▶ _Set exercise_
Convert the rows below, from the line containing "Give bounding boxes" through the line containing "download-button[interactable] [419,299,446,323]", both included, into a Markdown table with the columns "No." and "Text", numbering each line in order and skipping blank lines. Leave the pictures out of the table.

▶ _Dataset extract_

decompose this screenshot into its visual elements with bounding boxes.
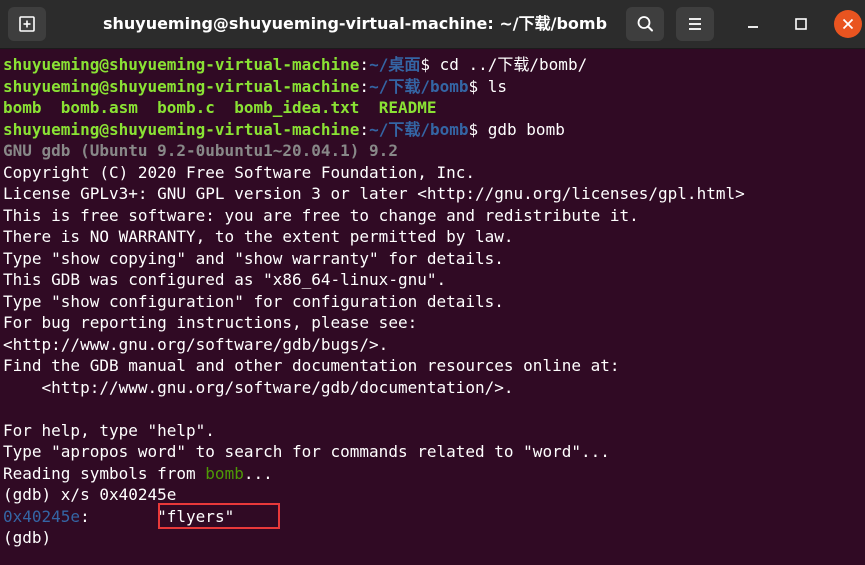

==

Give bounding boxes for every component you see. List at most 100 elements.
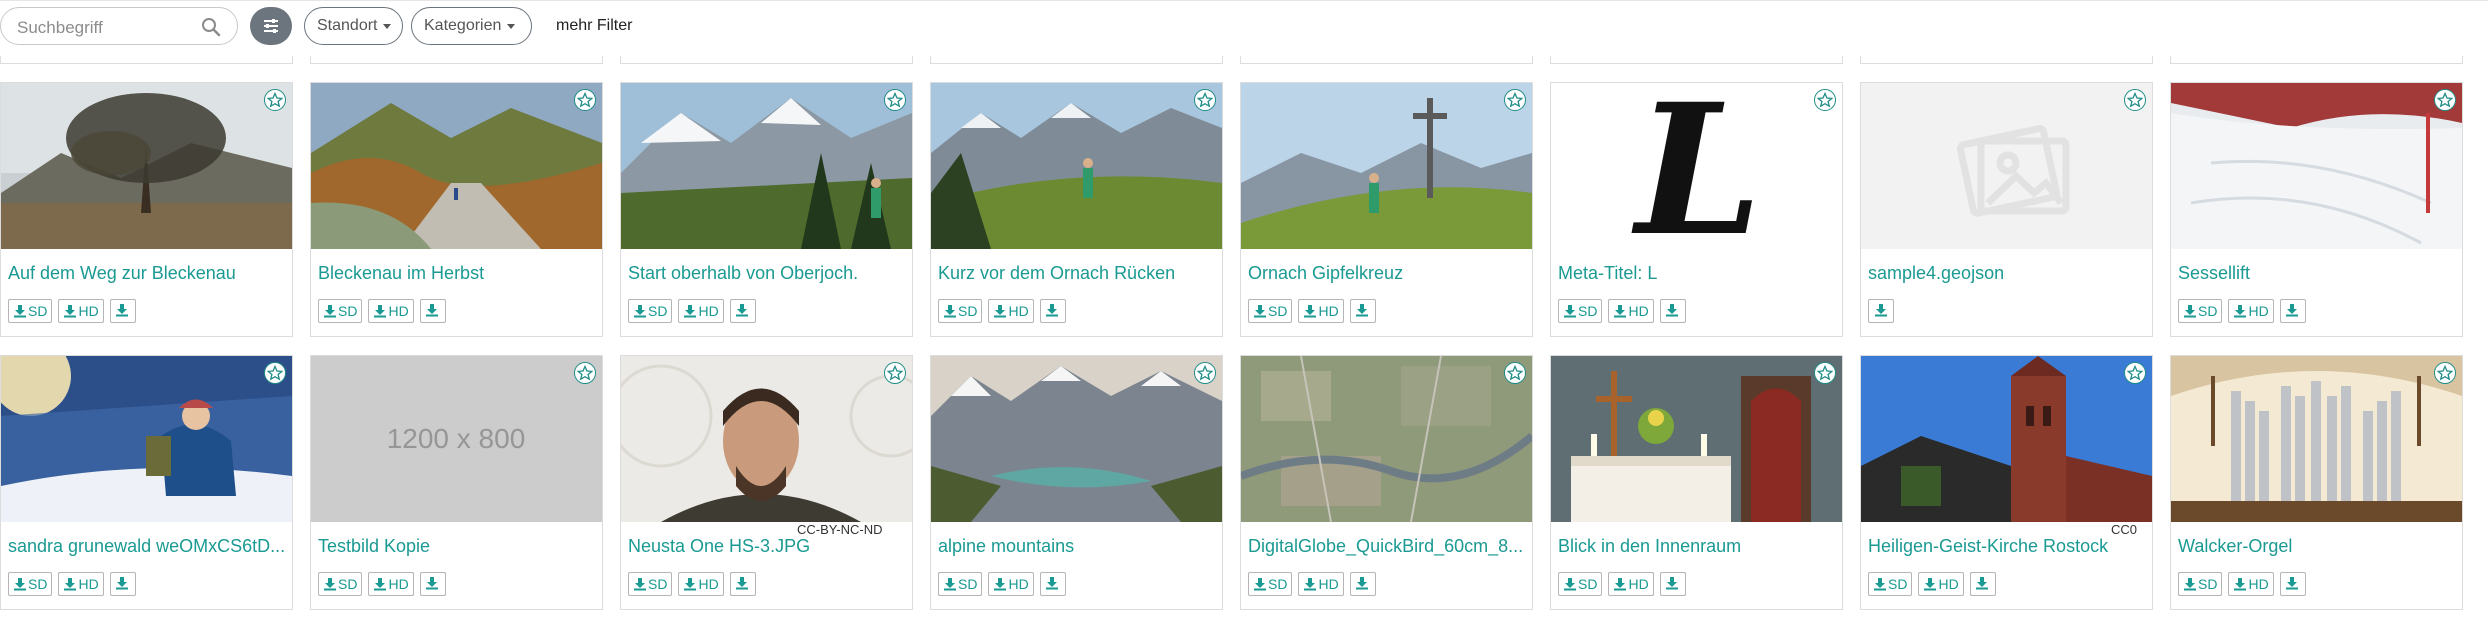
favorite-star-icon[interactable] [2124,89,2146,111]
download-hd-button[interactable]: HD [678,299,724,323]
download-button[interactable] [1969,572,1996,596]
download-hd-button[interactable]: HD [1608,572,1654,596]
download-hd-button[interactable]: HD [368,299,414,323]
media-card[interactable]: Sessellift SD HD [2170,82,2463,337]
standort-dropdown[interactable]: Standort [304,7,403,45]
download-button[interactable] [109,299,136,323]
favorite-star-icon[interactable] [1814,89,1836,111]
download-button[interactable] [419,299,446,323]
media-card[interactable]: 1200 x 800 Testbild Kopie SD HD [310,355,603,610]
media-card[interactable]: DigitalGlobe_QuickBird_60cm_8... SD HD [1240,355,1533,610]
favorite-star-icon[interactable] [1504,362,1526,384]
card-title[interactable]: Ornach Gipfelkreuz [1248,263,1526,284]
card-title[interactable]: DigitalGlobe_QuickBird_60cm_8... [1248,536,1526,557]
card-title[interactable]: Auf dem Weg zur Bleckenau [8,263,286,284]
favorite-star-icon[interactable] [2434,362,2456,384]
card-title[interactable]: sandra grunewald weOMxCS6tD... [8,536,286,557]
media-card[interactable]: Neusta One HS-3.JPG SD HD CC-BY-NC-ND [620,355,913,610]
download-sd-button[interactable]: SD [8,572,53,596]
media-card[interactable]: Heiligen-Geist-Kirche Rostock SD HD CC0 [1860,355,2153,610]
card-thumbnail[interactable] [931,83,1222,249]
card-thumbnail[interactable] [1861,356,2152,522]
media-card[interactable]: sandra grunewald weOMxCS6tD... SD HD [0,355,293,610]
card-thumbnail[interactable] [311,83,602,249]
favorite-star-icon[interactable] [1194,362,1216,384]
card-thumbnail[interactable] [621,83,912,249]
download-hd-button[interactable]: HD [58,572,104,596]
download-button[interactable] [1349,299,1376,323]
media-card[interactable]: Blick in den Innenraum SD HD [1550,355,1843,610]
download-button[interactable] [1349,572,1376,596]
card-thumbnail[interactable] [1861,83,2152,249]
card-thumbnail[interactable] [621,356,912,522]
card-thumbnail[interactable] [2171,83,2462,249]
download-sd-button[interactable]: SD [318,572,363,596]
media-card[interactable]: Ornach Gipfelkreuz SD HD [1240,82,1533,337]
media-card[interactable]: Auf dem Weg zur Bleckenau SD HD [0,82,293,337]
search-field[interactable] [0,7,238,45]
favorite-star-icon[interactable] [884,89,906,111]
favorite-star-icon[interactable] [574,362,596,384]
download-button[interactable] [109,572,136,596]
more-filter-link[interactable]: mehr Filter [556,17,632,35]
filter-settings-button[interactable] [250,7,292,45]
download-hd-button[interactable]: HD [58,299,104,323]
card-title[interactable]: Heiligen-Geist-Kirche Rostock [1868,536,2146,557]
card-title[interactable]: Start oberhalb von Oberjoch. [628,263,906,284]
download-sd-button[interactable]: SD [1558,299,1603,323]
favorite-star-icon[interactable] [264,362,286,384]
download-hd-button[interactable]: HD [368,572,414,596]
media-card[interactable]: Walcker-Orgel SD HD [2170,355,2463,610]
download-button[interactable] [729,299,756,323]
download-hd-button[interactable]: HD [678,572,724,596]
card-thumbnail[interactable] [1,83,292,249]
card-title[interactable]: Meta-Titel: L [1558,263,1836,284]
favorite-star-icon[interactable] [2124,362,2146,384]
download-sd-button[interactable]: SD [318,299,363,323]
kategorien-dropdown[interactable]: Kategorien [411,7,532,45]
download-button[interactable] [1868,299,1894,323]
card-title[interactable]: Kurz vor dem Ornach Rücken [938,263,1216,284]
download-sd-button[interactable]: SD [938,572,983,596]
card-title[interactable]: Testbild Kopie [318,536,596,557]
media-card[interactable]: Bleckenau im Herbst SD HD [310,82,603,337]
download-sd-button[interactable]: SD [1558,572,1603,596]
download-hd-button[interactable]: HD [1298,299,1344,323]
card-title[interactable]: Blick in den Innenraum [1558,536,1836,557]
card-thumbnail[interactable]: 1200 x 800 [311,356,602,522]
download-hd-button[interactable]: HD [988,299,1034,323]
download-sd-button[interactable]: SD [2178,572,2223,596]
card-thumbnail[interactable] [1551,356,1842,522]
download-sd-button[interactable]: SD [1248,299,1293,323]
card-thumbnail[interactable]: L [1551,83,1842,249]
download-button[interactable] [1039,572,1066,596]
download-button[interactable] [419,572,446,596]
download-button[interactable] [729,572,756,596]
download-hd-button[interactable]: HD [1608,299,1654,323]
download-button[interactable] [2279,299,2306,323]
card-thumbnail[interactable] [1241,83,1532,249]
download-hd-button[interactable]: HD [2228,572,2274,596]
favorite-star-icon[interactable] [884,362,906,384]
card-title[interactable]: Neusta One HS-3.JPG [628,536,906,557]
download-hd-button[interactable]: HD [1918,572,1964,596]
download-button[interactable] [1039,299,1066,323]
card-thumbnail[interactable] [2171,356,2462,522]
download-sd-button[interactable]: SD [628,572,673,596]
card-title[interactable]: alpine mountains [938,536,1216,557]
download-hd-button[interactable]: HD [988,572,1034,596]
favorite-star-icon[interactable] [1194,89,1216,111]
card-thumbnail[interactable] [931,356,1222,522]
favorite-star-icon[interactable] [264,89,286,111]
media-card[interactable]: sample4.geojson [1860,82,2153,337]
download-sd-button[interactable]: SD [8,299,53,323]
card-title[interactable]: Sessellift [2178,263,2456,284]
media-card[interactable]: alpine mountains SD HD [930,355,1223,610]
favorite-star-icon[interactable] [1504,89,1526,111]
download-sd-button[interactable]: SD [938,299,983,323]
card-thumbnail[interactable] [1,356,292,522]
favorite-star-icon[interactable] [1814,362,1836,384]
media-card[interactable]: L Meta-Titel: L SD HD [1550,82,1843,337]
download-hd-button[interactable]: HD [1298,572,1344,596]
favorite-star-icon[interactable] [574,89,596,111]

==

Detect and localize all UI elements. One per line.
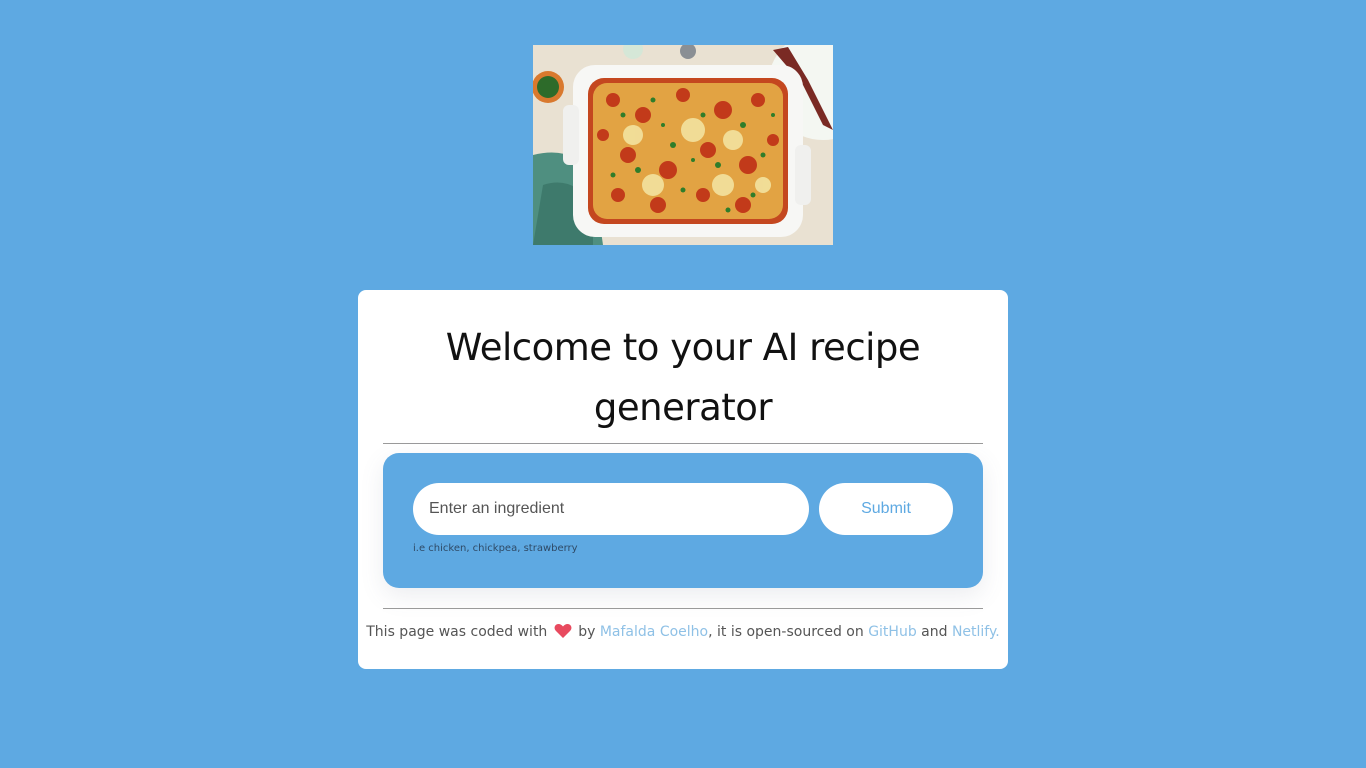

▶ _Right answer_
| No. | Text |
|---|---|
| 1 | Give bounding boxes for every component you see. List at most 100 elements. |
| 2 | favorite-star-icon[interactable] [2124,89,2146,111] |
| 3 | download-hd-button[interactable]: HD [678,299,724,323] |
| 4 | download-button[interactable] [1969,572,1996,596] |
| 5 | download-hd-button[interactable]: HD [1608,572,1654,596] |
| 6 | download-hd-button[interactable]: HD [368,299,414,323] |
| 7 | media-card[interactable]: Sessellift SD HD [2170,82,2463,337] |
| 8 | standort-dropdown[interactable]: Standort [304,7,403,45] |
| 9 | download-button[interactable] [109,299,136,323] |
| 10 | favorite-star-icon[interactable] [1814,89,1836,111] |
| 11 | download-button[interactable] [419,299,446,323] |